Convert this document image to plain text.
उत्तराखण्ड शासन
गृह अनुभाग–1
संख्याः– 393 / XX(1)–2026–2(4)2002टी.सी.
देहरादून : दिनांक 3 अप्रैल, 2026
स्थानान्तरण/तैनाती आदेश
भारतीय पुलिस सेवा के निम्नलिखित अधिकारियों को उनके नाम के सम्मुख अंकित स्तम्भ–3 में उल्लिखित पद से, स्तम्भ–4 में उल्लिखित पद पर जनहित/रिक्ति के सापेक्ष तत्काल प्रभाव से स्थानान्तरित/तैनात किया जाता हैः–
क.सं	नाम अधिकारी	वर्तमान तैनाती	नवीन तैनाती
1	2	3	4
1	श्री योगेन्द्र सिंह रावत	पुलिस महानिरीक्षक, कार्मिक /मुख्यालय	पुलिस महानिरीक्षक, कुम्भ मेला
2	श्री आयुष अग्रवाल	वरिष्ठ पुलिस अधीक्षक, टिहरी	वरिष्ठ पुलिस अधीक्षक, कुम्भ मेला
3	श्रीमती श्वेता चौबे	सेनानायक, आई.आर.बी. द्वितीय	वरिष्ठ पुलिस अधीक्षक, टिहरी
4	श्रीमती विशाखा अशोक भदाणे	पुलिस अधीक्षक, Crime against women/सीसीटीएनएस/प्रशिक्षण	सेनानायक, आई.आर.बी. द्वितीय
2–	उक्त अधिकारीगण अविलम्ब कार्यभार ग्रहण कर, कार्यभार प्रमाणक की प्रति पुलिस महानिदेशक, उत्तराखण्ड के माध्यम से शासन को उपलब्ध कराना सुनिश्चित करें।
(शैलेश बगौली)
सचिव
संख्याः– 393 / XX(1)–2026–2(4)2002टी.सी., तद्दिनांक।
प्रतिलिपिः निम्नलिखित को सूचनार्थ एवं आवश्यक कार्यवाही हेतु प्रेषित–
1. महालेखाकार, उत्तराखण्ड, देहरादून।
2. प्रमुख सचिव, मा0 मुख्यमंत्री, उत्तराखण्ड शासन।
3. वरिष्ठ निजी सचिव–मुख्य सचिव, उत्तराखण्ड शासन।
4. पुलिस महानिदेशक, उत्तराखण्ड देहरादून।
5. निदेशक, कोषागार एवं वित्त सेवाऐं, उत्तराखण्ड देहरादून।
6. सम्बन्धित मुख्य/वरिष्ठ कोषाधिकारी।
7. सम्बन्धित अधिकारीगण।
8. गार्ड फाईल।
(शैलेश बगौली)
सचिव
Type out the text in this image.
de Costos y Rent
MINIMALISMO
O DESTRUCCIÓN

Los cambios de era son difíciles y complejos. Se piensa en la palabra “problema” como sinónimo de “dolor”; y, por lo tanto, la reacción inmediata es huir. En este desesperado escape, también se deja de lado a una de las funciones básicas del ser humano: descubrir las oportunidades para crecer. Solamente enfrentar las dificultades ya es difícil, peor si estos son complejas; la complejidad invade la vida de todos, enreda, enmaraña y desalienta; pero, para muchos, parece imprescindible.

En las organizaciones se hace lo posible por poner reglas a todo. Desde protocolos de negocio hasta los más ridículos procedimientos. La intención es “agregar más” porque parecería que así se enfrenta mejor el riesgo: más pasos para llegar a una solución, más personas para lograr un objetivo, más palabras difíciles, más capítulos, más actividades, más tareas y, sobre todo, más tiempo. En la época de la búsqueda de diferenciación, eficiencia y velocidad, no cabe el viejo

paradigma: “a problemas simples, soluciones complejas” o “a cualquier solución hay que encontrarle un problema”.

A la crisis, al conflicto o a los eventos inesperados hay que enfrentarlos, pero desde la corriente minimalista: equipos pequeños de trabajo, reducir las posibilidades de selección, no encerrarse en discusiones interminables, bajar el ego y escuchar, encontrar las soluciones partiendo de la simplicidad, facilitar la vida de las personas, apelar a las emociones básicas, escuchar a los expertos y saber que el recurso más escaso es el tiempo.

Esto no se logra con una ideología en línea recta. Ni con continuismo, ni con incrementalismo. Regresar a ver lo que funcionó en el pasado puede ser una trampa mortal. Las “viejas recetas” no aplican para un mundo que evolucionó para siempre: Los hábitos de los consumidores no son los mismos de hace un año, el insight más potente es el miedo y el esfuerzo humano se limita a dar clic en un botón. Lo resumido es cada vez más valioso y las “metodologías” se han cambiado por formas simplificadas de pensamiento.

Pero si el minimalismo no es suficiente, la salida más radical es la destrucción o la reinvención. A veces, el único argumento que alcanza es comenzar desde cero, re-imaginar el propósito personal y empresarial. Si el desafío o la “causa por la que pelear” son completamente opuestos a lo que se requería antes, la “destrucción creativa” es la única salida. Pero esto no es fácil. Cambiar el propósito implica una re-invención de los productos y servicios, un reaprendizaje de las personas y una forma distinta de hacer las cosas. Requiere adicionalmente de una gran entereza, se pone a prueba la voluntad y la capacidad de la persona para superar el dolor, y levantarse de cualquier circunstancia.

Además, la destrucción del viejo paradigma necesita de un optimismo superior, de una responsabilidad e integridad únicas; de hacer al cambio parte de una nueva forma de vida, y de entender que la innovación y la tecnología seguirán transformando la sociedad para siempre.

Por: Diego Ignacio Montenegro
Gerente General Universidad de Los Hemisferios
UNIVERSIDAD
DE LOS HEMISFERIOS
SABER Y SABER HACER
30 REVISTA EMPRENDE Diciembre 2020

Task objective
Looking at the records above, work out how many lines include the word "solución", then give that number by itself.

Written response
2